Stored records
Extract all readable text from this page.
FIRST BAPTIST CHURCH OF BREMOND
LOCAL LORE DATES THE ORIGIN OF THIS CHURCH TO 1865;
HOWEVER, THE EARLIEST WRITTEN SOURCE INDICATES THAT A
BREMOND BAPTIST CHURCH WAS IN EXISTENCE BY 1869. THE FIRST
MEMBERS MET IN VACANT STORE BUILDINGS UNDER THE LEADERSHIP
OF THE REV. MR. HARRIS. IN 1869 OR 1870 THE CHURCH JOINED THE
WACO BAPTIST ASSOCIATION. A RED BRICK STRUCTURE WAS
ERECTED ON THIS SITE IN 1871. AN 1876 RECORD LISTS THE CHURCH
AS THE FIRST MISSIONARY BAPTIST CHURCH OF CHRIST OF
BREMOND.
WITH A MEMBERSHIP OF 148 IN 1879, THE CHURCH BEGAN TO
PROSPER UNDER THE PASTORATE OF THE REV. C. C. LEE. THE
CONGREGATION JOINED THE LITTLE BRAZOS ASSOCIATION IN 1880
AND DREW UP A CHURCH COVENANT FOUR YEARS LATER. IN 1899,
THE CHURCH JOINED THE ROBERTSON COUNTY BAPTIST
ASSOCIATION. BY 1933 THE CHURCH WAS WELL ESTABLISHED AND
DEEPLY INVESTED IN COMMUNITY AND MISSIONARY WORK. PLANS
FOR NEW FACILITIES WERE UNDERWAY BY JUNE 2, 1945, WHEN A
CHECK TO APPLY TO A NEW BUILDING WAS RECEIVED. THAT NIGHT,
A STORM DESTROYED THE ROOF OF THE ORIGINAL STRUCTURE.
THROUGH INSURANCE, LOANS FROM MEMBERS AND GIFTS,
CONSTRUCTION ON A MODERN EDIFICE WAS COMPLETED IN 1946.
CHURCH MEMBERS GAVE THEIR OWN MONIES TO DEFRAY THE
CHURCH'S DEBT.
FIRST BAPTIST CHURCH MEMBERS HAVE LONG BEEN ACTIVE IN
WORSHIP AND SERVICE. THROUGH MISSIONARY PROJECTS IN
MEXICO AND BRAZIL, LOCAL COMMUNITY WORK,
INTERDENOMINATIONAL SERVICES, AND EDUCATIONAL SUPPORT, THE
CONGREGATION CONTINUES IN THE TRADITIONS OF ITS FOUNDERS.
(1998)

### [Objective]
Write out every entry exactly as given.

### [Solution to this problem]
Extract all readable text from this page.
FIRST BAPTIST CHURCH OF BREMOND
LOCAL LORE DATES THE ORIGIN OF THIS CHURCH TO 1865;
HOWEVER, THE EARLIEST WRITTEN SOURCE INDICATES THAT A
BREMOND BAPTIST CHURCH WAS IN EXISTENCE BY 1869. THE FIRST
MEMBERS MET IN VACANT STORE BUILDINGS UNDER THE LEADERSHIP
OF THE REV. MR. HARRIS. IN 1869 OR 1870 THE CHURCH JOINED THE
WACO BAPTIST ASSOCIATION. A RED BRICK STRUCTURE WAS
ERECTED ON THIS SITE IN 1871. AN 1876 RECORD LISTS THE CHURCH
AS THE FIRST MISSIONARY BAPTIST CHURCH OF CHRIST OF
BREMOND.
WITH A MEMBERSHIP OF 148 IN 1879, THE CHURCH BEGAN TO
PROSPER UNDER THE PASTORATE OF THE REV. C. C. LEE. THE
CONGREGATION JOINED THE LITTLE BRAZOS ASSOCIATION IN 1880
AND DREW UP A CHURCH COVENANT FOUR YEARS LATER. IN 1899,
THE CHURCH JOINED THE ROBERTSON COUNTY BAPTIST
ASSOCIATION. BY 1933 THE CHURCH WAS WELL ESTABLISHED AND
DEEPLY INVESTED IN COMMUNITY AND MISSIONARY WORK. PLANS
FOR NEW FACILITIES WERE UNDERWAY BY JUNE 2, 1945, WHEN A
CHECK TO APPLY TO A NEW BUILDING WAS RECEIVED. THAT NIGHT,
A STORM DESTROYED THE ROOF OF THE ORIGINAL STRUCTURE.
THROUGH INSURANCE, LOANS FROM MEMBERS AND GIFTS,
CONSTRUCTION ON A MODERN EDIFICE WAS COMPLETED IN 1946.
CHURCH MEMBERS GAVE THEIR OWN MONIES TO DEFRAY THE
CHURCH'S DEBT.
FIRST BAPTIST CHURCH MEMBERS HAVE LONG BEEN ACTIVE IN
WORSHIP AND SERVICE. THROUGH MISSIONARY PROJECTS IN
MEXICO AND BRAZIL, LOCAL COMMUNITY WORK,
INTERDENOMINATIONAL SERVICES, AND EDUCATIONAL SUPPORT, THE
CONGREGATION CONTINUES IN THE TRADITIONS OF ITS FOUNDERS.
(1998)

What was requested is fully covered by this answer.